DATA LISTING:
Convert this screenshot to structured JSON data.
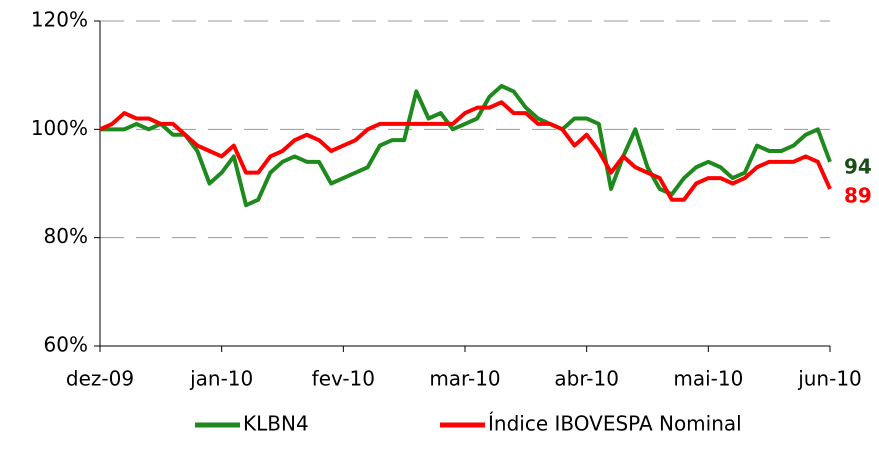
{
  "chart_data": {
    "type": "line",
    "categories": [
      "dez-09",
      null,
      null,
      null,
      null,
      null,
      null,
      null,
      null,
      null,
      "jan-10",
      null,
      null,
      null,
      null,
      null,
      null,
      null,
      null,
      null,
      "fev-10",
      null,
      null,
      null,
      null,
      null,
      null,
      null,
      null,
      null,
      "mar-10",
      null,
      null,
      null,
      null,
      null,
      null,
      null,
      null,
      null,
      "abr-10",
      null,
      null,
      null,
      null,
      null,
      null,
      null,
      null,
      null,
      "mai-10",
      null,
      null,
      null,
      null,
      null,
      null,
      null,
      null,
      null,
      "jun-10"
    ],
    "series": [
      {
        "name": "KLBN4",
        "color": "#1e8a1e",
        "label_color": "#1a4d1a",
        "values": [
          100,
          100,
          100,
          101,
          100,
          101,
          99,
          99,
          96,
          90,
          92,
          95,
          86,
          87,
          92,
          94,
          95,
          94,
          94,
          90,
          91,
          92,
          93,
          97,
          98,
          98,
          107,
          102,
          103,
          100,
          101,
          102,
          106,
          108,
          107,
          104,
          102,
          101,
          100,
          102,
          102,
          101,
          89,
          95,
          100,
          93,
          89,
          88,
          91,
          93,
          94,
          93,
          91,
          92,
          97,
          96,
          96,
          97,
          99,
          100,
          94
        ]
      },
      {
        "name": "Índice IBOVESPA Nominal",
        "color": "#ff0000",
        "label_color": "#ff0000",
        "values": [
          100,
          101,
          103,
          102,
          102,
          101,
          101,
          99,
          97,
          96,
          95,
          97,
          92,
          92,
          95,
          96,
          98,
          99,
          98,
          96,
          97,
          98,
          100,
          101,
          101,
          101,
          101,
          101,
          101,
          101,
          103,
          104,
          104,
          105,
          103,
          103,
          101,
          101,
          100,
          97,
          99,
          96,
          92,
          95,
          93,
          92,
          91,
          87,
          87,
          90,
          91,
          91,
          90,
          91,
          93,
          94,
          94,
          94,
          95,
          94,
          89
        ]
      }
    ],
    "ylim": [
      60,
      120
    ],
    "yticks": [
      {
        "value": 60,
        "label": "60%"
      },
      {
        "value": 80,
        "label": "80%"
      },
      {
        "value": 100,
        "label": "100%"
      },
      {
        "value": 120,
        "label": "120%"
      }
    ],
    "grid": true
  }
}
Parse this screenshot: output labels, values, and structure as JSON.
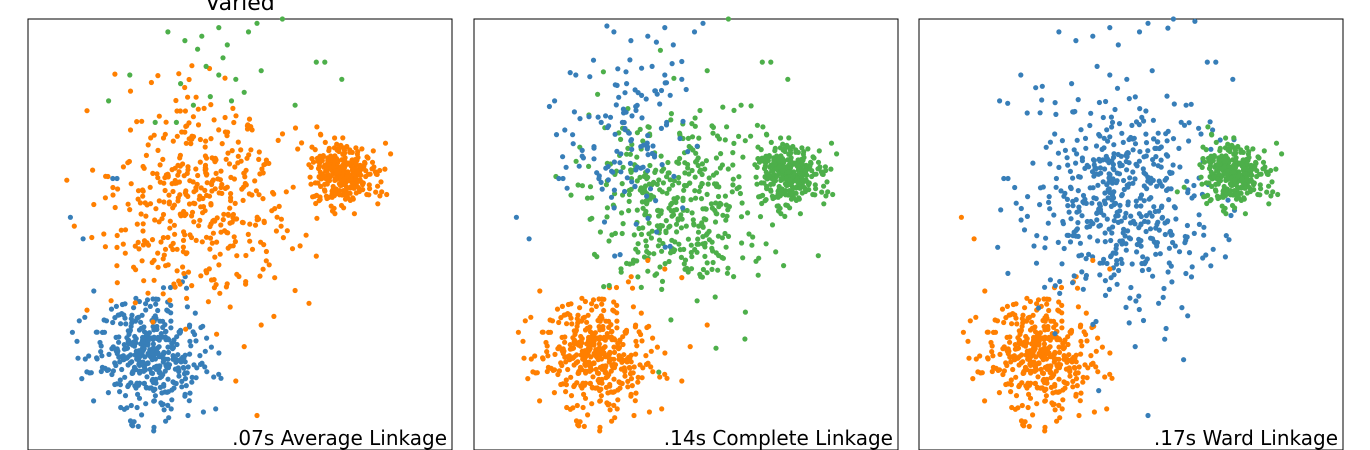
{
  "row_title": "Varied",
  "colors": {
    "blue": "#377eb8",
    "orange": "#ff7f00",
    "green": "#4daf4a"
  },
  "chart_data": [
    {
      "type": "scatter",
      "timing_label": ".07s Average Linkage",
      "grid": false,
      "clusters": [
        {
          "color": "blue",
          "shape": "blob",
          "center": [
            0.29,
            0.78
          ],
          "spread": [
            0.065,
            0.065
          ],
          "count": 420
        },
        {
          "color": "orange",
          "shape": "blob",
          "center": [
            0.41,
            0.42
          ],
          "spread": [
            0.11,
            0.12
          ],
          "count": 430
        },
        {
          "color": "orange",
          "shape": "blob",
          "center": [
            0.745,
            0.36
          ],
          "spread": [
            0.038,
            0.038
          ],
          "count": 320
        },
        {
          "color": "orange",
          "shape": "points",
          "points": [
            [
              0.54,
              0.92
            ],
            [
              0.49,
              0.84
            ],
            [
              0.51,
              0.76
            ],
            [
              0.55,
              0.71
            ],
            [
              0.58,
              0.69
            ],
            [
              0.63,
              0.63
            ],
            [
              0.68,
              0.55
            ],
            [
              0.21,
              0.53
            ],
            [
              0.22,
              0.49
            ]
          ]
        },
        {
          "color": "green",
          "shape": "points",
          "points": [
            [
              0.33,
              0.03
            ],
            [
              0.37,
              0.05
            ],
            [
              0.41,
              0.04
            ],
            [
              0.45,
              0.02
            ],
            [
              0.47,
              0.06
            ],
            [
              0.52,
              0.03
            ],
            [
              0.54,
              0.01
            ],
            [
              0.6,
              0.0
            ],
            [
              0.42,
              0.11
            ],
            [
              0.45,
              0.13
            ],
            [
              0.49,
              0.14
            ],
            [
              0.43,
              0.18
            ],
            [
              0.48,
              0.19
            ],
            [
              0.51,
              0.17
            ],
            [
              0.36,
              0.15
            ],
            [
              0.39,
              0.2
            ],
            [
              0.55,
              0.12
            ],
            [
              0.24,
              0.13
            ],
            [
              0.19,
              0.19
            ],
            [
              0.3,
              0.24
            ],
            [
              0.35,
              0.24
            ],
            [
              0.63,
              0.2
            ],
            [
              0.68,
              0.1
            ],
            [
              0.7,
              0.1
            ],
            [
              0.74,
              0.14
            ],
            [
              0.46,
              0.09
            ],
            [
              0.4,
              0.07
            ]
          ]
        },
        {
          "color": "blue",
          "shape": "points",
          "points": [
            [
              0.1,
              0.46
            ],
            [
              0.13,
              0.51
            ],
            [
              0.2,
              0.37
            ],
            [
              0.21,
              0.37
            ]
          ]
        }
      ]
    },
    {
      "type": "scatter",
      "timing_label": ".14s Complete Linkage",
      "grid": false,
      "clusters": [
        {
          "color": "orange",
          "shape": "blob",
          "center": [
            0.29,
            0.78
          ],
          "spread": [
            0.065,
            0.065
          ],
          "count": 420
        },
        {
          "color": "green",
          "shape": "blob",
          "center": [
            0.47,
            0.43
          ],
          "spread": [
            0.1,
            0.11
          ],
          "count": 420
        },
        {
          "color": "green",
          "shape": "blob",
          "center": [
            0.745,
            0.36
          ],
          "spread": [
            0.038,
            0.038
          ],
          "count": 320
        },
        {
          "color": "blue",
          "shape": "blob",
          "center": [
            0.36,
            0.28
          ],
          "spread": [
            0.07,
            0.1
          ],
          "count": 130
        },
        {
          "color": "blue",
          "shape": "points",
          "points": [
            [
              0.33,
              0.03
            ],
            [
              0.37,
              0.05
            ],
            [
              0.41,
              0.04
            ],
            [
              0.45,
              0.02
            ],
            [
              0.47,
              0.06
            ],
            [
              0.52,
              0.03
            ],
            [
              0.54,
              0.01
            ],
            [
              0.42,
              0.11
            ],
            [
              0.45,
              0.13
            ],
            [
              0.49,
              0.14
            ],
            [
              0.36,
              0.15
            ],
            [
              0.24,
              0.13
            ],
            [
              0.19,
              0.19
            ],
            [
              0.1,
              0.46
            ],
            [
              0.13,
              0.51
            ],
            [
              0.2,
              0.37
            ],
            [
              0.21,
              0.37
            ],
            [
              0.3,
              0.24
            ],
            [
              0.35,
              0.24
            ]
          ]
        },
        {
          "color": "green",
          "shape": "points",
          "points": [
            [
              0.6,
              0.0
            ],
            [
              0.55,
              0.12
            ],
            [
              0.63,
              0.2
            ],
            [
              0.68,
              0.1
            ],
            [
              0.7,
              0.1
            ],
            [
              0.74,
              0.14
            ],
            [
              0.64,
              0.68
            ]
          ]
        },
        {
          "color": "orange",
          "shape": "points",
          "points": [
            [
              0.49,
              0.84
            ],
            [
              0.51,
              0.76
            ],
            [
              0.55,
              0.71
            ],
            [
              0.45,
              0.58
            ],
            [
              0.49,
              0.6
            ],
            [
              0.41,
              0.56
            ]
          ]
        }
      ]
    },
    {
      "type": "scatter",
      "timing_label": ".17s Ward Linkage",
      "grid": false,
      "clusters": [
        {
          "color": "orange",
          "shape": "blob",
          "center": [
            0.29,
            0.78
          ],
          "spread": [
            0.065,
            0.065
          ],
          "count": 420
        },
        {
          "color": "blue",
          "shape": "blob",
          "center": [
            0.47,
            0.42
          ],
          "spread": [
            0.11,
            0.12
          ],
          "count": 520
        },
        {
          "color": "green",
          "shape": "blob",
          "center": [
            0.745,
            0.36
          ],
          "spread": [
            0.038,
            0.038
          ],
          "count": 320
        },
        {
          "color": "blue",
          "shape": "points",
          "points": [
            [
              0.33,
              0.03
            ],
            [
              0.37,
              0.05
            ],
            [
              0.41,
              0.04
            ],
            [
              0.45,
              0.02
            ],
            [
              0.47,
              0.06
            ],
            [
              0.52,
              0.03
            ],
            [
              0.54,
              0.01
            ],
            [
              0.6,
              0.0
            ],
            [
              0.42,
              0.11
            ],
            [
              0.45,
              0.13
            ],
            [
              0.49,
              0.14
            ],
            [
              0.36,
              0.15
            ],
            [
              0.24,
              0.13
            ],
            [
              0.19,
              0.19
            ],
            [
              0.55,
              0.12
            ],
            [
              0.63,
              0.2
            ],
            [
              0.68,
              0.1
            ],
            [
              0.7,
              0.1
            ],
            [
              0.74,
              0.14
            ],
            [
              0.2,
              0.37
            ],
            [
              0.21,
              0.37
            ],
            [
              0.54,
              0.92
            ],
            [
              0.51,
              0.76
            ]
          ]
        },
        {
          "color": "orange",
          "shape": "points",
          "points": [
            [
              0.1,
              0.46
            ],
            [
              0.13,
              0.51
            ],
            [
              0.45,
              0.58
            ],
            [
              0.41,
              0.56
            ]
          ]
        }
      ]
    }
  ]
}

SET PROBLEM: Your task is to pick out every line with the string "this" and copy it.

FINISHED ANSWER:
Convert this screenshot to structured JSON data.
Parse this screenshot: output labels, values, and structure as JSON.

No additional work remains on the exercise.